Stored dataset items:
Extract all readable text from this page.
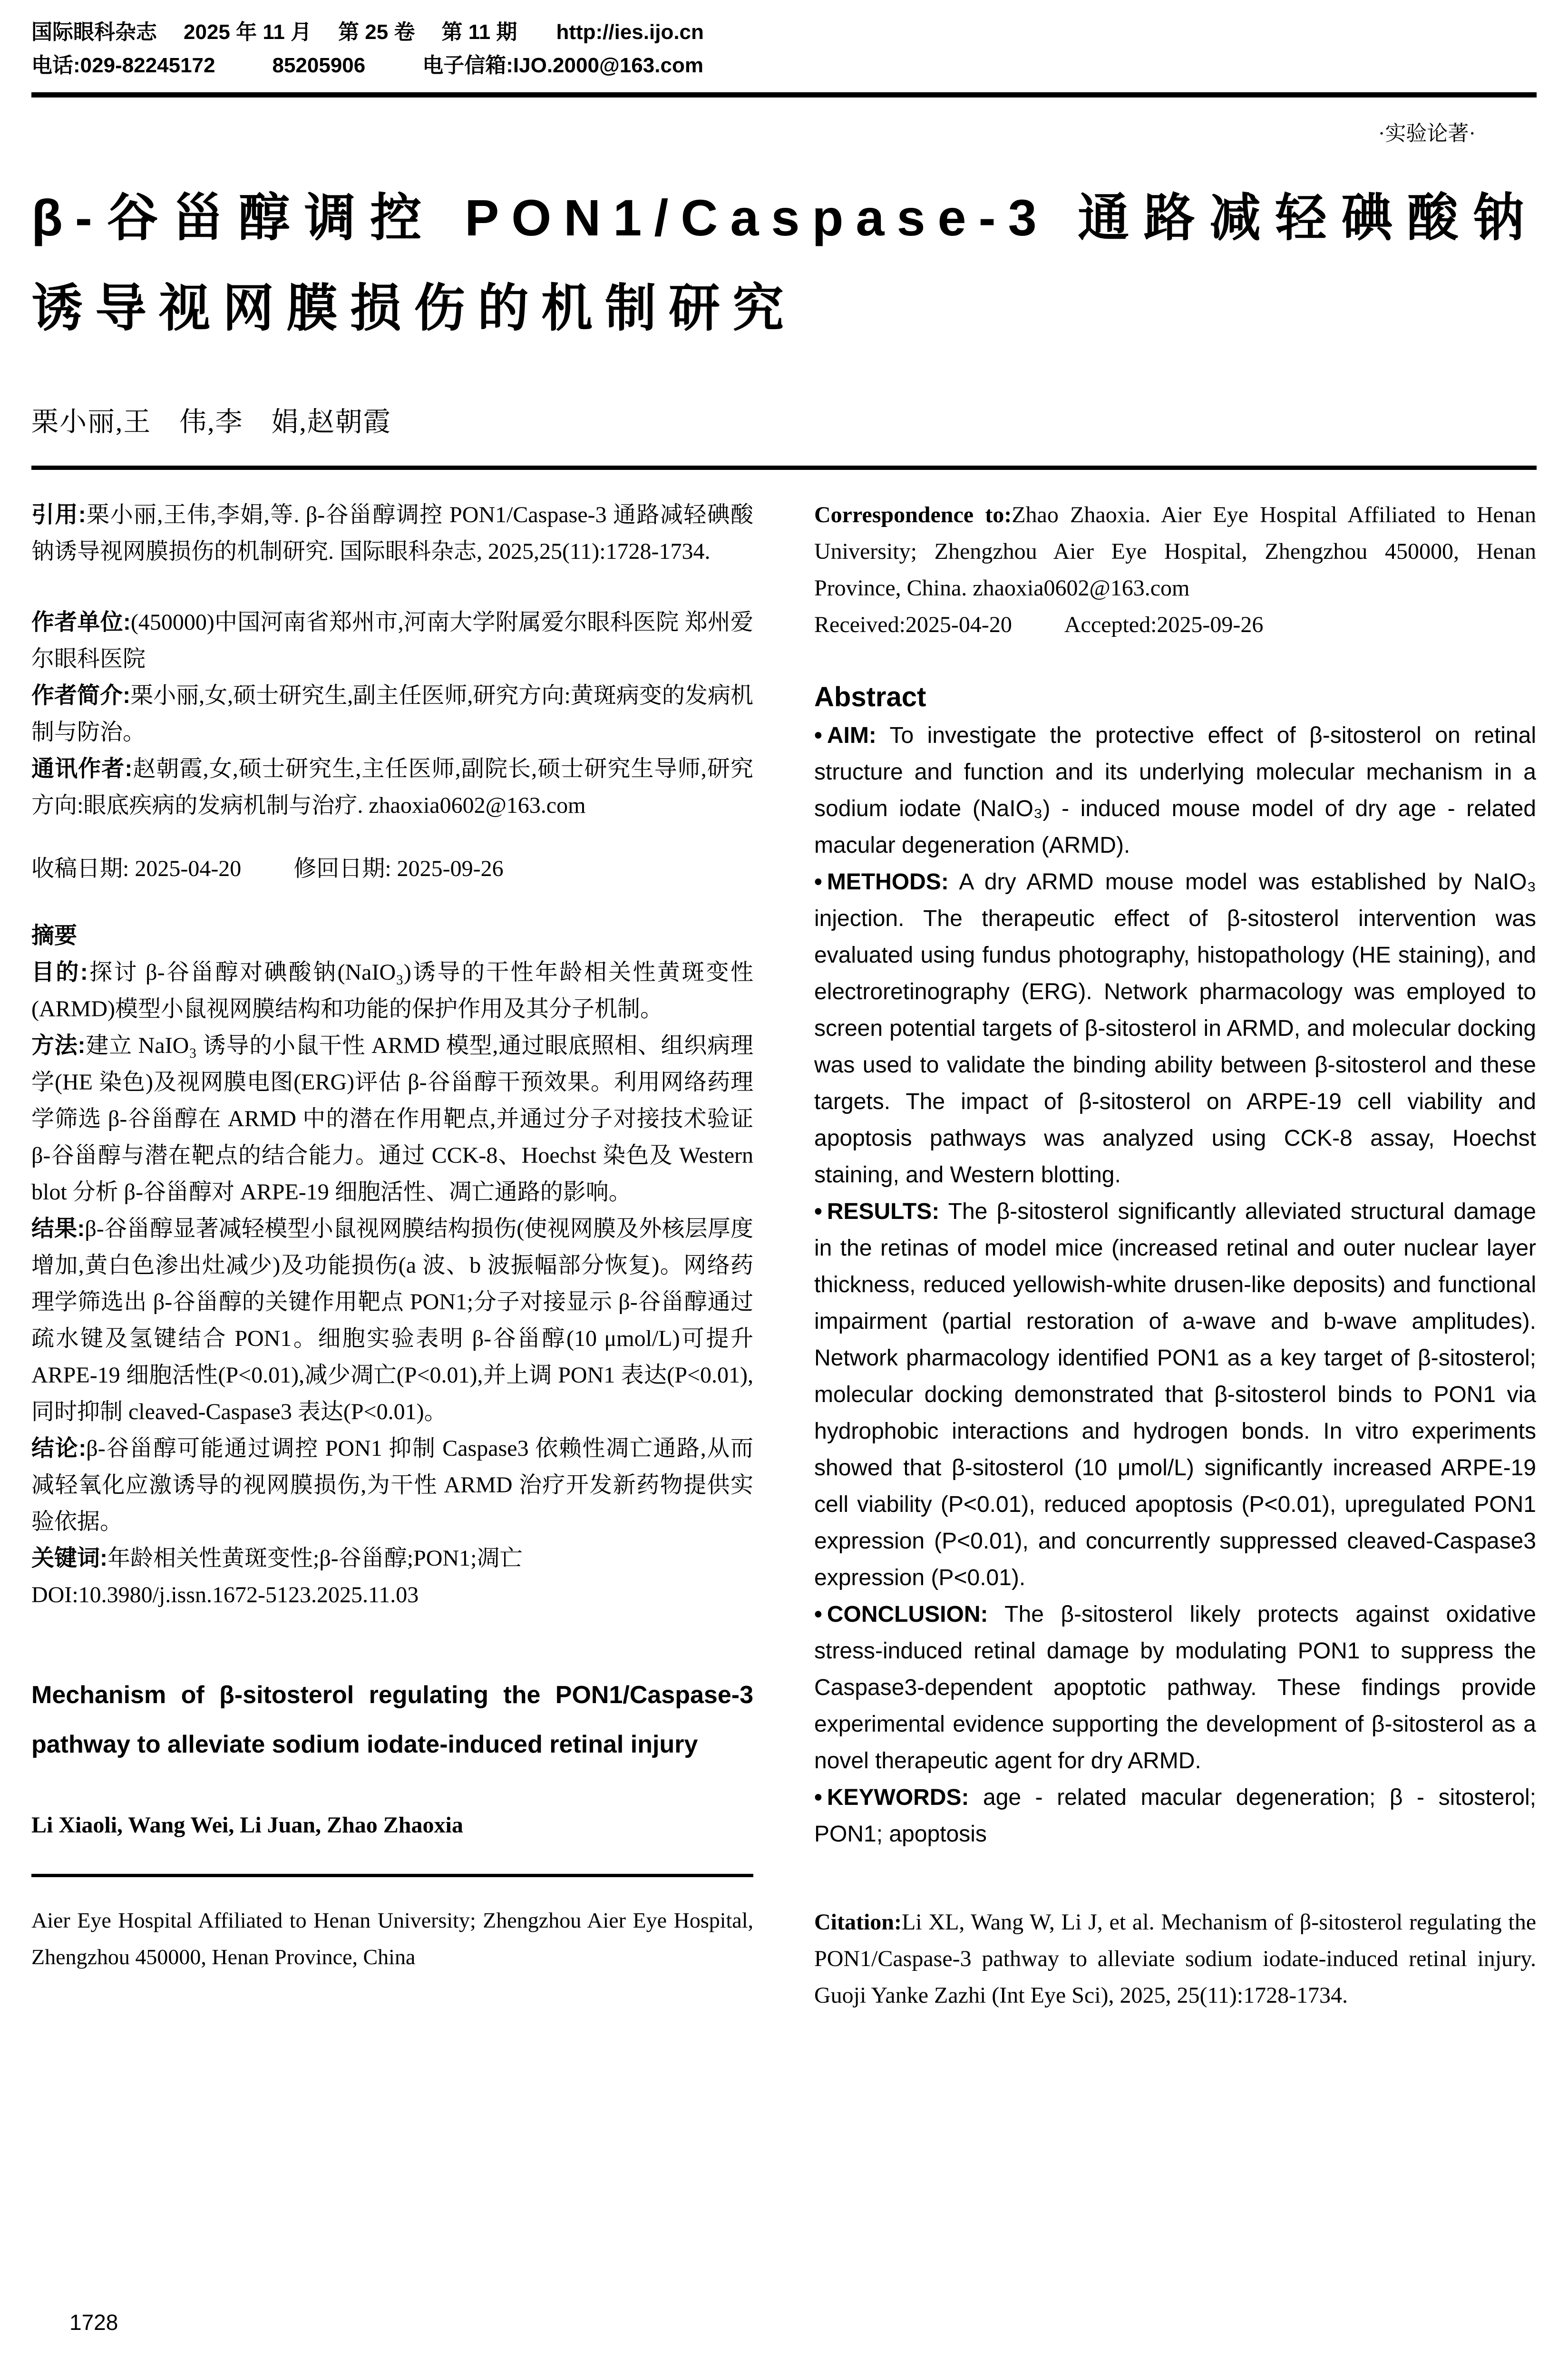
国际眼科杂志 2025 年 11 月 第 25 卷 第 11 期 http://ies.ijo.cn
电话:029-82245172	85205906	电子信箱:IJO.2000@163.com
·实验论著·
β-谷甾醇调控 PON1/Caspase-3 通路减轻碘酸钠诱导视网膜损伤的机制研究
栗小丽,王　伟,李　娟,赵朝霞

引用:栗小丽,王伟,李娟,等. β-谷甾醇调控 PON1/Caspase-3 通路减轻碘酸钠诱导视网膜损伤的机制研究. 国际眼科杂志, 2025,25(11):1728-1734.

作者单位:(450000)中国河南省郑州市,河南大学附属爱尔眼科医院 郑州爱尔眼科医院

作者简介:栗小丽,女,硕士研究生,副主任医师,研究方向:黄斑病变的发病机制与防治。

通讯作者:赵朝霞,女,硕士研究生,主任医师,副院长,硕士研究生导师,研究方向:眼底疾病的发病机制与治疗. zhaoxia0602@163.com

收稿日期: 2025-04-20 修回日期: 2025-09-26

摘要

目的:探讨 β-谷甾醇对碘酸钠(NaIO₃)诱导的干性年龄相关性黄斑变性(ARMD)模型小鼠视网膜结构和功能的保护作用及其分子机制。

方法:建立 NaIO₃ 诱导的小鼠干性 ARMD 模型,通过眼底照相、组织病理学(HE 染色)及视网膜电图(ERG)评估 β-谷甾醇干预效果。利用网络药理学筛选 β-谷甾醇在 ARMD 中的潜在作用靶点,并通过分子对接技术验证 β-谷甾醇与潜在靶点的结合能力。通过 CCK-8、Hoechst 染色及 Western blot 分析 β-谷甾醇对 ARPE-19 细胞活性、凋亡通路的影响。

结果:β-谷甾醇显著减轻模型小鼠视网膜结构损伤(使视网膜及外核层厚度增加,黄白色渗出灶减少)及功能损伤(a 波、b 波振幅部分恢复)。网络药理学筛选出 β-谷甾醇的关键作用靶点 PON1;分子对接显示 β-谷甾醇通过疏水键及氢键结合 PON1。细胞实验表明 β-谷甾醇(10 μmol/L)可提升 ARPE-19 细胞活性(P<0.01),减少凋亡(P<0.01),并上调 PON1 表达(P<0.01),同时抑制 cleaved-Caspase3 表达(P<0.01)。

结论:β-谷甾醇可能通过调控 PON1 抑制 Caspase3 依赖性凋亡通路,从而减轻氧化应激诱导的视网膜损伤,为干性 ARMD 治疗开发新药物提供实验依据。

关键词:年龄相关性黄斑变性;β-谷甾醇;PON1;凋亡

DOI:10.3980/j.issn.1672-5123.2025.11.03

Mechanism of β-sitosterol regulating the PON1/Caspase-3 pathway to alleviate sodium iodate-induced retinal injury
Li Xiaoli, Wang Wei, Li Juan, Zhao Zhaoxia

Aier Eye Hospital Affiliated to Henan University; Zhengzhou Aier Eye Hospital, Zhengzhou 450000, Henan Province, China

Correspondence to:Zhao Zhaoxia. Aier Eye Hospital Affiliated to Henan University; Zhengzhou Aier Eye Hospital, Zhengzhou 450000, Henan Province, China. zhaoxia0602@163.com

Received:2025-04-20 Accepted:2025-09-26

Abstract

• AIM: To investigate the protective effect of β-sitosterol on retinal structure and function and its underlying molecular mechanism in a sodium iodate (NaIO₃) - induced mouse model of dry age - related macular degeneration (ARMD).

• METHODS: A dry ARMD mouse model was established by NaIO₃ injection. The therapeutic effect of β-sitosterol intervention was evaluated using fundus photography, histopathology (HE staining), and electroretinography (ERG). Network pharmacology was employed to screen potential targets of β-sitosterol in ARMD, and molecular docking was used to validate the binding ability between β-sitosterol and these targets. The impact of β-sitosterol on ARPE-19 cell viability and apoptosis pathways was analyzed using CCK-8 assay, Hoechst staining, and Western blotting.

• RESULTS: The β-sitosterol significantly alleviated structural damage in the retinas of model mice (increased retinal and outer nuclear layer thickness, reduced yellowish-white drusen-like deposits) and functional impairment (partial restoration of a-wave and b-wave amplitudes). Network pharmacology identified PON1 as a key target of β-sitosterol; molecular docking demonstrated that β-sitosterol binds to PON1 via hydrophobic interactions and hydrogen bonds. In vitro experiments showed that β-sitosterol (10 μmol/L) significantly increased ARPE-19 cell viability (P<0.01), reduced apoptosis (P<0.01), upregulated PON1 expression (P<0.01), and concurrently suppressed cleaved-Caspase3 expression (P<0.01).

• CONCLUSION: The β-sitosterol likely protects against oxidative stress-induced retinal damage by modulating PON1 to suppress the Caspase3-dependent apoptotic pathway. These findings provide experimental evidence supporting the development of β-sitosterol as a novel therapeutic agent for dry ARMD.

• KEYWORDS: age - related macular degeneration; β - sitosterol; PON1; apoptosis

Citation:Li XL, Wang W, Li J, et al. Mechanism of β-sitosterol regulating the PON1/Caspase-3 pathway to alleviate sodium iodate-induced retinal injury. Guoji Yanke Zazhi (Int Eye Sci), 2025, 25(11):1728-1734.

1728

• **WHAT IS EXPECTED**:
Each line above should be returned exactly as it stands, minus any pictures.

• **RESPONSE TO THIS TASK**:
Extract all readable text from this page.
国际眼科杂志 2025 年 11 月 第 25 卷 第 11 期 http://ies.ijo.cn
电话:029-82245172	85205906	电子信箱:IJO.2000@163.com
·实验论著·
β-谷甾醇调控 PON1/Caspase-3 通路减轻碘酸钠诱导视网膜损伤的机制研究
栗小丽,王　伟,李　娟,赵朝霞

引用:栗小丽,王伟,李娟,等. β-谷甾醇调控 PON1/Caspase-3 通路减轻碘酸钠诱导视网膜损伤的机制研究. 国际眼科杂志, 2025,25(11):1728-1734.

作者单位:(450000)中国河南省郑州市,河南大学附属爱尔眼科医院 郑州爱尔眼科医院

作者简介:栗小丽,女,硕士研究生,副主任医师,研究方向:黄斑病变的发病机制与防治。

通讯作者:赵朝霞,女,硕士研究生,主任医师,副院长,硕士研究生导师,研究方向:眼底疾病的发病机制与治疗. zhaoxia0602@163.com

收稿日期: 2025-04-20 修回日期: 2025-09-26

摘要

目的:探讨 β-谷甾醇对碘酸钠(NaIO₃)诱导的干性年龄相关性黄斑变性(ARMD)模型小鼠视网膜结构和功能的保护作用及其分子机制。

方法:建立 NaIO₃ 诱导的小鼠干性 ARMD 模型,通过眼底照相、组织病理学(HE 染色)及视网膜电图(ERG)评估 β-谷甾醇干预效果。利用网络药理学筛选 β-谷甾醇在 ARMD 中的潜在作用靶点,并通过分子对接技术验证 β-谷甾醇与潜在靶点的结合能力。通过 CCK-8、Hoechst 染色及 Western blot 分析 β-谷甾醇对 ARPE-19 细胞活性、凋亡通路的影响。

结果:β-谷甾醇显著减轻模型小鼠视网膜结构损伤(使视网膜及外核层厚度增加,黄白色渗出灶减少)及功能损伤(a 波、b 波振幅部分恢复)。网络药理学筛选出 β-谷甾醇的关键作用靶点 PON1;分子对接显示 β-谷甾醇通过疏水键及氢键结合 PON1。细胞实验表明 β-谷甾醇(10 μmol/L)可提升 ARPE-19 细胞活性(P<0.01),减少凋亡(P<0.01),并上调 PON1 表达(P<0.01),同时抑制 cleaved-Caspase3 表达(P<0.01)。

结论:β-谷甾醇可能通过调控 PON1 抑制 Caspase3 依赖性凋亡通路,从而减轻氧化应激诱导的视网膜损伤,为干性 ARMD 治疗开发新药物提供实验依据。

关键词:年龄相关性黄斑变性;β-谷甾醇;PON1;凋亡

DOI:10.3980/j.issn.1672-5123.2025.11.03

Mechanism of β-sitosterol regulating the PON1/Caspase-3 pathway to alleviate sodium iodate-induced retinal injury
Li Xiaoli, Wang Wei, Li Juan, Zhao Zhaoxia

Aier Eye Hospital Affiliated to Henan University; Zhengzhou Aier Eye Hospital, Zhengzhou 450000, Henan Province, China

Correspondence to:Zhao Zhaoxia. Aier Eye Hospital Affiliated to Henan University; Zhengzhou Aier Eye Hospital, Zhengzhou 450000, Henan Province, China. zhaoxia0602@163.com

Received:2025-04-20 Accepted:2025-09-26

Abstract

• AIM: To investigate the protective effect of β-sitosterol on retinal structure and function and its underlying molecular mechanism in a sodium iodate (NaIO₃) - induced mouse model of dry age - related macular degeneration (ARMD).

• METHODS: A dry ARMD mouse model was established by NaIO₃ injection. The therapeutic effect of β-sitosterol intervention was evaluated using fundus photography, histopathology (HE staining), and electroretinography (ERG). Network pharmacology was employed to screen potential targets of β-sitosterol in ARMD, and molecular docking was used to validate the binding ability between β-sitosterol and these targets. The impact of β-sitosterol on ARPE-19 cell viability and apoptosis pathways was analyzed using CCK-8 assay, Hoechst staining, and Western blotting.

• RESULTS: The β-sitosterol significantly alleviated structural damage in the retinas of model mice (increased retinal and outer nuclear layer thickness, reduced yellowish-white drusen-like deposits) and functional impairment (partial restoration of a-wave and b-wave amplitudes). Network pharmacology identified PON1 as a key target of β-sitosterol; molecular docking demonstrated that β-sitosterol binds to PON1 via hydrophobic interactions and hydrogen bonds. In vitro experiments showed that β-sitosterol (10 μmol/L) significantly increased ARPE-19 cell viability (P<0.01), reduced apoptosis (P<0.01), upregulated PON1 expression (P<0.01), and concurrently suppressed cleaved-Caspase3 expression (P<0.01).

• CONCLUSION: The β-sitosterol likely protects against oxidative stress-induced retinal damage by modulating PON1 to suppress the Caspase3-dependent apoptotic pathway. These findings provide experimental evidence supporting the development of β-sitosterol as a novel therapeutic agent for dry ARMD.

• KEYWORDS: age - related macular degeneration; β - sitosterol; PON1; apoptosis

Citation:Li XL, Wang W, Li J, et al. Mechanism of β-sitosterol regulating the PON1/Caspase-3 pathway to alleviate sodium iodate-induced retinal injury. Guoji Yanke Zazhi (Int Eye Sci), 2025, 25(11):1728-1734.

1728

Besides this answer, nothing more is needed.